▸ **Given task**
Exclude all pictures, then copy each of the records exactly as written.

▸ **Exercise data**
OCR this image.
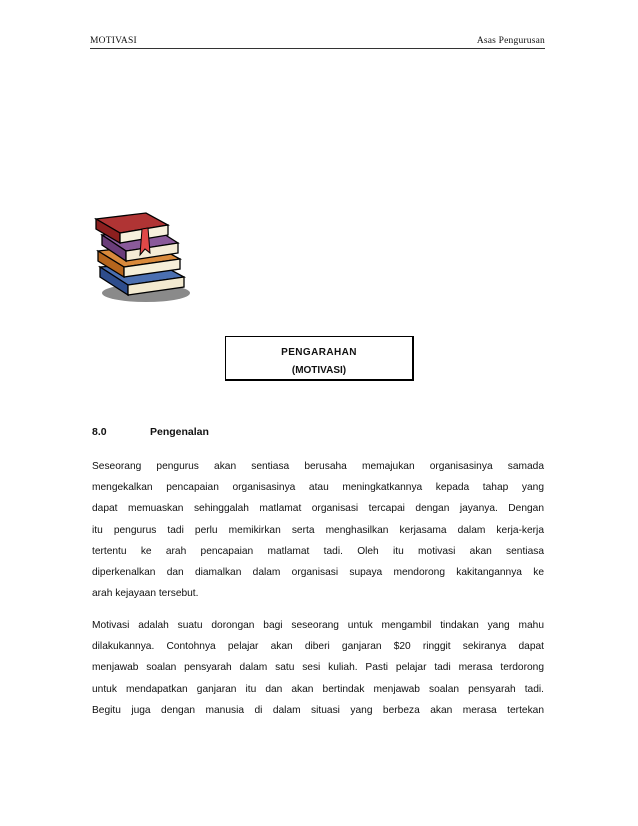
MOTIVASI	Asas Pengurusan
PENGARAHAN
(MOTIVASI)
8.0	Pengenalan
Seseorang pengurus akan sentiasa berusaha memajukan organisasinya samada
mengekalkan pencapaian organisasinya atau meningkatkannya kepada tahap yang
dapat memuaskan sehinggalah matlamat organisasi tercapai dengan jayanya. Dengan
itu pengurus tadi perlu memikirkan serta menghasilkan kerjasama dalam kerja-kerja
tertentu ke arah pencapaian matlamat tadi. Oleh itu motivasi akan sentiasa
diperkenalkan dan diamalkan dalam organisasi supaya mendorong kakitangannya ke
arah kejayaan tersebut.
Motivasi adalah suatu dorongan bagi seseorang untuk mengambil tindakan yang mahu
dilakukannya. Contohnya pelajar akan diberi ganjaran $20 ringgit sekiranya dapat
menjawab soalan pensyarah dalam satu sesi kuliah. Pasti pelajar tadi merasa terdorong
untuk mendapatkan ganjaran itu dan akan bertindak menjawab soalan pensyarah tadi.
Begitu juga dengan manusia di dalam situasi yang berbeza akan merasa tertekan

▸ **Solution to the exercise**
OCR this image.
MOTIVASI	Asas Pengurusan
PENGARAHAN
(MOTIVASI)
8.0	Pengenalan
Seseorang pengurus akan sentiasa berusaha memajukan organisasinya samada
mengekalkan pencapaian organisasinya atau meningkatkannya kepada tahap yang
dapat memuaskan sehinggalah matlamat organisasi tercapai dengan jayanya. Dengan
itu pengurus tadi perlu memikirkan serta menghasilkan kerjasama dalam kerja-kerja
tertentu ke arah pencapaian matlamat tadi. Oleh itu motivasi akan sentiasa
diperkenalkan dan diamalkan dalam organisasi supaya mendorong kakitangannya ke
arah kejayaan tersebut.
Motivasi adalah suatu dorongan bagi seseorang untuk mengambil tindakan yang mahu
dilakukannya. Contohnya pelajar akan diberi ganjaran $20 ringgit sekiranya dapat
menjawab soalan pensyarah dalam satu sesi kuliah. Pasti pelajar tadi merasa terdorong
untuk mendapatkan ganjaran itu dan akan bertindak menjawab soalan pensyarah tadi.
Begitu juga dengan manusia di dalam situasi yang berbeza akan merasa tertekan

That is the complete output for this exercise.